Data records
-------
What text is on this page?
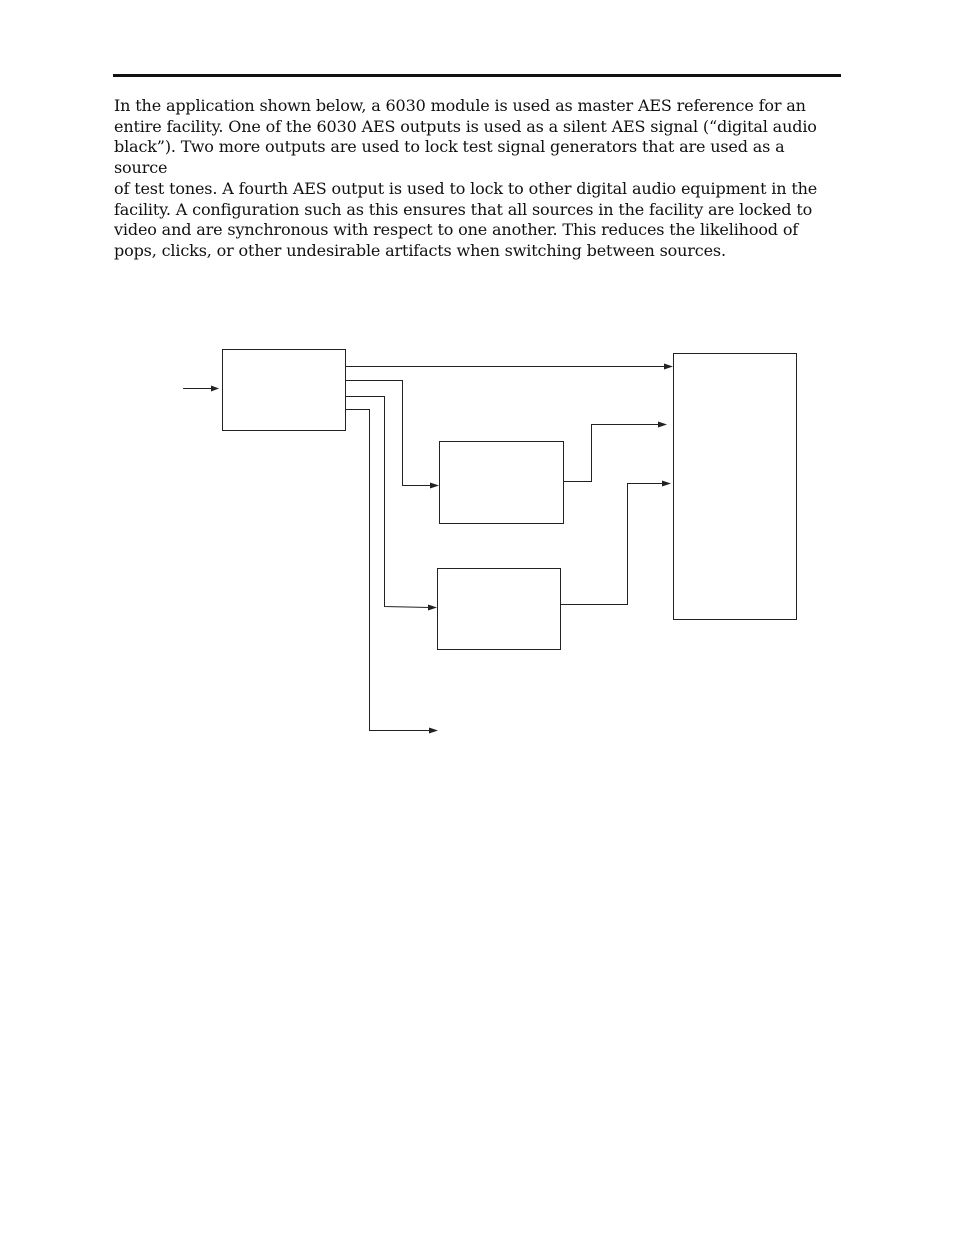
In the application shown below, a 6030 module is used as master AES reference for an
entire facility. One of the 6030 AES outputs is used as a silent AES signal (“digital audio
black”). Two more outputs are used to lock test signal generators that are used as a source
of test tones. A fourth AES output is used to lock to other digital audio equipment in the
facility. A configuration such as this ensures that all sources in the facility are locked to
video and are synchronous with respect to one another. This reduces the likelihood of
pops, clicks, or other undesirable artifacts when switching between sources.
-------
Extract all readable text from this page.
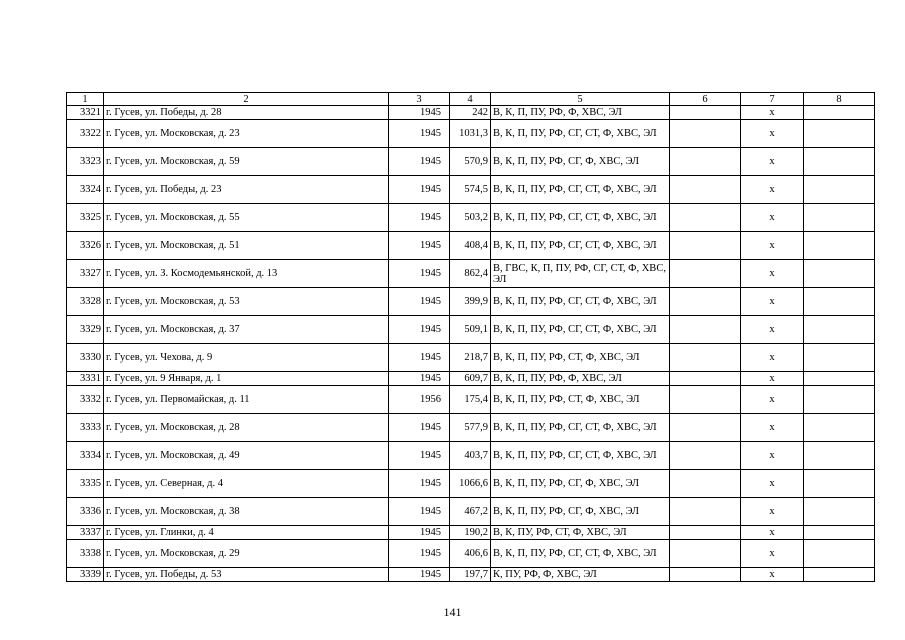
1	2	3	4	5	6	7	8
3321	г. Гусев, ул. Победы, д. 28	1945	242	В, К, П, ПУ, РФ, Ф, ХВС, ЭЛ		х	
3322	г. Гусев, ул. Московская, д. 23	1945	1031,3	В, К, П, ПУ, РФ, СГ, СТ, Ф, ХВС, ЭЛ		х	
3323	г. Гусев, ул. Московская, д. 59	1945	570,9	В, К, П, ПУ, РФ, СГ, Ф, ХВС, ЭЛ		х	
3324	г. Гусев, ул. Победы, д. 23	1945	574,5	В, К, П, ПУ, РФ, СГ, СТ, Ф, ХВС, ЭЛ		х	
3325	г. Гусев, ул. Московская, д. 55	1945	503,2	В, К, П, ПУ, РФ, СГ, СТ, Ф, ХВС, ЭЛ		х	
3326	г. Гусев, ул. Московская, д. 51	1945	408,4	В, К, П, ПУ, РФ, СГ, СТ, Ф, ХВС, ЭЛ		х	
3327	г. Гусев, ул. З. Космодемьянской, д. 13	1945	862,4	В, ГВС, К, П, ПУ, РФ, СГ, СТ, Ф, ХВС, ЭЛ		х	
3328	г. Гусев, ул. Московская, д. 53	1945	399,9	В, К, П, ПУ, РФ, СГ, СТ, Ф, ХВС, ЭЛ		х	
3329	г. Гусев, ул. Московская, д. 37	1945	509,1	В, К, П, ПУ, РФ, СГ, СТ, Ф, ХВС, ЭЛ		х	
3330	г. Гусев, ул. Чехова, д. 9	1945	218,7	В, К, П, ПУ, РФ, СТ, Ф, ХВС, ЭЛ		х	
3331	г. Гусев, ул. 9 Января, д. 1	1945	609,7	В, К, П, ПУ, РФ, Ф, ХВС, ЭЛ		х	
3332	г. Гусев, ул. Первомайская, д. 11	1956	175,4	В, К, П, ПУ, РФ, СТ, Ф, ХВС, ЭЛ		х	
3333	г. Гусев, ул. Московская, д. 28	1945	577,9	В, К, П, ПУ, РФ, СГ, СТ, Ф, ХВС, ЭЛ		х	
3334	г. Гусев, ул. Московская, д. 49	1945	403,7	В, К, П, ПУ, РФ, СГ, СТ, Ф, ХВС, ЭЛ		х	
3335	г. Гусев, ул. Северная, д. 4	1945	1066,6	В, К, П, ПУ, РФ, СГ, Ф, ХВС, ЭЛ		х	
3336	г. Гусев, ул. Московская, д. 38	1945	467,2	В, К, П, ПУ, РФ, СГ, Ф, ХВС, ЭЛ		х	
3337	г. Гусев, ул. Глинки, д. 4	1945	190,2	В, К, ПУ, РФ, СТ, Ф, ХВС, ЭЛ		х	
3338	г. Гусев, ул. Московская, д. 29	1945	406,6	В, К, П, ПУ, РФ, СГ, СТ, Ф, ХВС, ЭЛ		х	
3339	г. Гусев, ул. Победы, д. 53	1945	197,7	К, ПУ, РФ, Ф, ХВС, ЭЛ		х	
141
-------
# Stated problem
Looking at the data above, show all lines where the word "Победы" occurs.

# Finished answer
3321	г. Гусев, ул. Победы, д. 28	1945	242	В, К, П, ПУ, РФ, Ф, ХВС, ЭЛ		х	
3324	г. Гусев, ул. Победы, д. 23	1945	574,5	В, К, П, ПУ, РФ, СГ, СТ, Ф, ХВС, ЭЛ		х	
3339	г. Гусев, ул. Победы, д. 53	1945	197,7	К, ПУ, РФ, Ф, ХВС, ЭЛ		х	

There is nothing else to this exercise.